Rows from a dataset:
----------------
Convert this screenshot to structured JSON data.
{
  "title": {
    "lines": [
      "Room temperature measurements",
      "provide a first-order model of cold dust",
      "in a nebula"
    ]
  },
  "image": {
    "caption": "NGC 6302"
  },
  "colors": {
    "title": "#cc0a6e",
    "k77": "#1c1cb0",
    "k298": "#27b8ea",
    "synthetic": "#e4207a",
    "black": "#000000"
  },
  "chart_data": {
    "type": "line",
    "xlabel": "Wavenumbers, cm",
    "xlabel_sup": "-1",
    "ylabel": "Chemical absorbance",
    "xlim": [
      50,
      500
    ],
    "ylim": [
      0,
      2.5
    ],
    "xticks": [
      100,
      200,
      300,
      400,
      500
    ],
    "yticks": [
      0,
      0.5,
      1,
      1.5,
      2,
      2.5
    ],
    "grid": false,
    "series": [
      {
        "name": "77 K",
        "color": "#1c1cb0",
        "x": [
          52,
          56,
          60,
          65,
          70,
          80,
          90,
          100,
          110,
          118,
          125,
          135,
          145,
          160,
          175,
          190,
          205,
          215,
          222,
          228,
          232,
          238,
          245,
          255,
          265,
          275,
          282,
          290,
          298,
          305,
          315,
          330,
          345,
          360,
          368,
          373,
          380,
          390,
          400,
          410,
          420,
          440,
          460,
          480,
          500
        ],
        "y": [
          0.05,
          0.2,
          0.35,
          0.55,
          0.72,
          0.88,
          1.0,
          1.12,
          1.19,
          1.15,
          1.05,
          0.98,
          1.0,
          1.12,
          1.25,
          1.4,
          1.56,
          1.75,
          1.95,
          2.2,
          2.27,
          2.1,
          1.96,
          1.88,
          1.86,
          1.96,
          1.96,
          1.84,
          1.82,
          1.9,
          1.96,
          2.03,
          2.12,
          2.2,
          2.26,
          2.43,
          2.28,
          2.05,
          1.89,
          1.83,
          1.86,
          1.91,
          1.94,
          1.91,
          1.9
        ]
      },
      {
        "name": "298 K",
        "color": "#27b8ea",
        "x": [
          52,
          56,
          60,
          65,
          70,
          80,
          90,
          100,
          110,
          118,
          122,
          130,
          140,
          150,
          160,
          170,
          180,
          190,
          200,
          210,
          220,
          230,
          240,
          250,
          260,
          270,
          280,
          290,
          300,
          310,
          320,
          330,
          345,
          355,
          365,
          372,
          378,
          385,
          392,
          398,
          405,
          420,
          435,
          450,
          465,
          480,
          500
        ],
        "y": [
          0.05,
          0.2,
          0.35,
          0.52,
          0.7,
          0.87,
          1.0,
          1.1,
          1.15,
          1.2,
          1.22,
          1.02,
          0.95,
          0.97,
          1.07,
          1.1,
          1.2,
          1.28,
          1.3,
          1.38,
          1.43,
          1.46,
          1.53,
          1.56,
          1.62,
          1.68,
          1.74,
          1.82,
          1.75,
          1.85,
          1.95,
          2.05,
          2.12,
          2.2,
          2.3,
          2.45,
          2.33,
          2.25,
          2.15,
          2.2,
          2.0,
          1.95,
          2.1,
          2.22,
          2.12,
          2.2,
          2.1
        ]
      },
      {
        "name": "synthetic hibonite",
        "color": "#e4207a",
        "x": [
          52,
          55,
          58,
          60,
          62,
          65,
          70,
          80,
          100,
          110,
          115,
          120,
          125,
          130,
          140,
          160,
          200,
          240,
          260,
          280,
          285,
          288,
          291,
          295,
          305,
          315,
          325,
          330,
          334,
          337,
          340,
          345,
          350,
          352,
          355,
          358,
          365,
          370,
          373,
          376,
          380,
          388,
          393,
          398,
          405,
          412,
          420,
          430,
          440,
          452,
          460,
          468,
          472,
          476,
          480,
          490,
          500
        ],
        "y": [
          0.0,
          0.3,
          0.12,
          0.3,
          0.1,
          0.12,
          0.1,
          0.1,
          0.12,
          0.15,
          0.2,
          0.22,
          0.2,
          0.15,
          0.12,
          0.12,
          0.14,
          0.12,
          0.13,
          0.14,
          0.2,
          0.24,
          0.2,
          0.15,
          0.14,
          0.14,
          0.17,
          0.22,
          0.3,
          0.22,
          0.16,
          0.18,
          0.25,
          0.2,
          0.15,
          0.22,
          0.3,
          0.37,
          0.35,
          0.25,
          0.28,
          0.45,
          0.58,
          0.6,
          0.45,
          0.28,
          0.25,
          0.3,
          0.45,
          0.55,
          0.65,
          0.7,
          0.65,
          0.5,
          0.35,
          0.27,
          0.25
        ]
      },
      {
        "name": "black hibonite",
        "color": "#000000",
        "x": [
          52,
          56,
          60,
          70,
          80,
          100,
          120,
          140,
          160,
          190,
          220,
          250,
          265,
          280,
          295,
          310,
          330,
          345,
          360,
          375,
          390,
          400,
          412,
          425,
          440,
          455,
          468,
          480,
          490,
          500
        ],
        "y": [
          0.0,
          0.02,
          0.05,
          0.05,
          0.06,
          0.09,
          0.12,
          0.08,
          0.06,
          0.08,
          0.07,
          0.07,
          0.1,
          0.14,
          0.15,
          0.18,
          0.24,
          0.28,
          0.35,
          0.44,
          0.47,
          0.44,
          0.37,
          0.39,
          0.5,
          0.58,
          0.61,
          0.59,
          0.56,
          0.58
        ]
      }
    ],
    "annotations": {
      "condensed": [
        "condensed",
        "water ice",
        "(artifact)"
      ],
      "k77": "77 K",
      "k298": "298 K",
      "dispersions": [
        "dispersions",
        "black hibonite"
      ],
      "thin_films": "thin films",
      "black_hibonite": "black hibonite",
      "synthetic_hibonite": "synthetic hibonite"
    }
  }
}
----------------
> _Problem_
Your task is to print the whole listing again exactly.

> _Result_
Convert this screenshot to structured JSON data.
{
  "title": {
    "lines": [
      "Room temperature measurements",
      "provide a first-order model of cold dust",
      "in a nebula"
    ]
  },
  "image": {
    "caption": "NGC 6302"
  },
  "colors": {
    "title": "#cc0a6e",
    "k77": "#1c1cb0",
    "k298": "#27b8ea",
    "synthetic": "#e4207a",
    "black": "#000000"
  },
  "chart_data": {
    "type": "line",
    "xlabel": "Wavenumbers, cm",
    "xlabel_sup": "-1",
    "ylabel": "Chemical absorbance",
    "xlim": [
      50,
      500
    ],
    "ylim": [
      0,
      2.5
    ],
    "xticks": [
      100,
      200,
      300,
      400,
      500
    ],
    "yticks": [
      0,
      0.5,
      1,
      1.5,
      2,
      2.5
    ],
    "grid": false,
    "series": [
      {
        "name": "77 K",
        "color": "#1c1cb0",
        "x": [
          52,
          56,
          60,
          65,
          70,
          80,
          90,
          100,
          110,
          118,
          125,
          135,
          145,
          160,
          175,
          190,
          205,
          215,
          222,
          228,
          232,
          238,
          245,
          255,
          265,
          275,
          282,
          290,
          298,
          305,
          315,
          330,
          345,
          360,
          368,
          373,
          380,
          390,
          400,
          410,
          420,
          440,
          460,
          480,
          500
        ],
        "y": [
          0.05,
          0.2,
          0.35,
          0.55,
          0.72,
          0.88,
          1.0,
          1.12,
          1.19,
          1.15,
          1.05,
          0.98,
          1.0,
          1.12,
          1.25,
          1.4,
          1.56,
          1.75,
          1.95,
          2.2,
          2.27,
          2.1,
          1.96,
          1.88,
          1.86,
          1.96,
          1.96,
          1.84,
          1.82,
          1.9,
          1.96,
          2.03,
          2.12,
          2.2,
          2.26,
          2.43,
          2.28,
          2.05,
          1.89,
          1.83,
          1.86,
          1.91,
          1.94,
          1.91,
          1.9
        ]
      },
      {
        "name": "298 K",
        "color": "#27b8ea",
        "x": [
          52,
          56,
          60,
          65,
          70,
          80,
          90,
          100,
          110,
          118,
          122,
          130,
          140,
          150,
          160,
          170,
          180,
          190,
          200,
          210,
          220,
          230,
          240,
          250,
          260,
          270,
          280,
          290,
          300,
          310,
          320,
          330,
          345,
          355,
          365,
          372,
          378,
          385,
          392,
          398,
          405,
          420,
          435,
          450,
          465,
          480,
          500
        ],
        "y": [
          0.05,
          0.2,
          0.35,
          0.52,
          0.7,
          0.87,
          1.0,
          1.1,
          1.15,
          1.2,
          1.22,
          1.02,
          0.95,
          0.97,
          1.07,
          1.1,
          1.2,
          1.28,
          1.3,
          1.38,
          1.43,
          1.46,
          1.53,
          1.56,
          1.62,
          1.68,
          1.74,
          1.82,
          1.75,
          1.85,
          1.95,
          2.05,
          2.12,
          2.2,
          2.3,
          2.45,
          2.33,
          2.25,
          2.15,
          2.2,
          2.0,
          1.95,
          2.1,
          2.22,
          2.12,
          2.2,
          2.1
        ]
      },
      {
        "name": "synthetic hibonite",
        "color": "#e4207a",
        "x": [
          52,
          55,
          58,
          60,
          62,
          65,
          70,
          80,
          100,
          110,
          115,
          120,
          125,
          130,
          140,
          160,
          200,
          240,
          260,
          280,
          285,
          288,
          291,
          295,
          305,
          315,
          325,
          330,
          334,
          337,
          340,
          345,
          350,
          352,
          355,
          358,
          365,
          370,
          373,
          376,
          380,
          388,
          393,
          398,
          405,
          412,
          420,
          430,
          440,
          452,
          460,
          468,
          472,
          476,
          480,
          490,
          500
        ],
        "y": [
          0.0,
          0.3,
          0.12,
          0.3,
          0.1,
          0.12,
          0.1,
          0.1,
          0.12,
          0.15,
          0.2,
          0.22,
          0.2,
          0.15,
          0.12,
          0.12,
          0.14,
          0.12,
          0.13,
          0.14,
          0.2,
          0.24,
          0.2,
          0.15,
          0.14,
          0.14,
          0.17,
          0.22,
          0.3,
          0.22,
          0.16,
          0.18,
          0.25,
          0.2,
          0.15,
          0.22,
          0.3,
          0.37,
          0.35,
          0.25,
          0.28,
          0.45,
          0.58,
          0.6,
          0.45,
          0.28,
          0.25,
          0.3,
          0.45,
          0.55,
          0.65,
          0.7,
          0.65,
          0.5,
          0.35,
          0.27,
          0.25
        ]
      },
      {
        "name": "black hibonite",
        "color": "#000000",
        "x": [
          52,
          56,
          60,
          70,
          80,
          100,
          120,
          140,
          160,
          190,
          220,
          250,
          265,
          280,
          295,
          310,
          330,
          345,
          360,
          375,
          390,
          400,
          412,
          425,
          440,
          455,
          468,
          480,
          490,
          500
        ],
        "y": [
          0.0,
          0.02,
          0.05,
          0.05,
          0.06,
          0.09,
          0.12,
          0.08,
          0.06,
          0.08,
          0.07,
          0.07,
          0.1,
          0.14,
          0.15,
          0.18,
          0.24,
          0.28,
          0.35,
          0.44,
          0.47,
          0.44,
          0.37,
          0.39,
          0.5,
          0.58,
          0.61,
          0.59,
          0.56,
          0.58
        ]
      }
    ],
    "annotations": {
      "condensed": [
        "condensed",
        "water ice",
        "(artifact)"
      ],
      "k77": "77 K",
      "k298": "298 K",
      "dispersions": [
        "dispersions",
        "black hibonite"
      ],
      "thin_films": "thin films",
      "black_hibonite": "black hibonite",
      "synthetic_hibonite": "synthetic hibonite"
    }
  }
}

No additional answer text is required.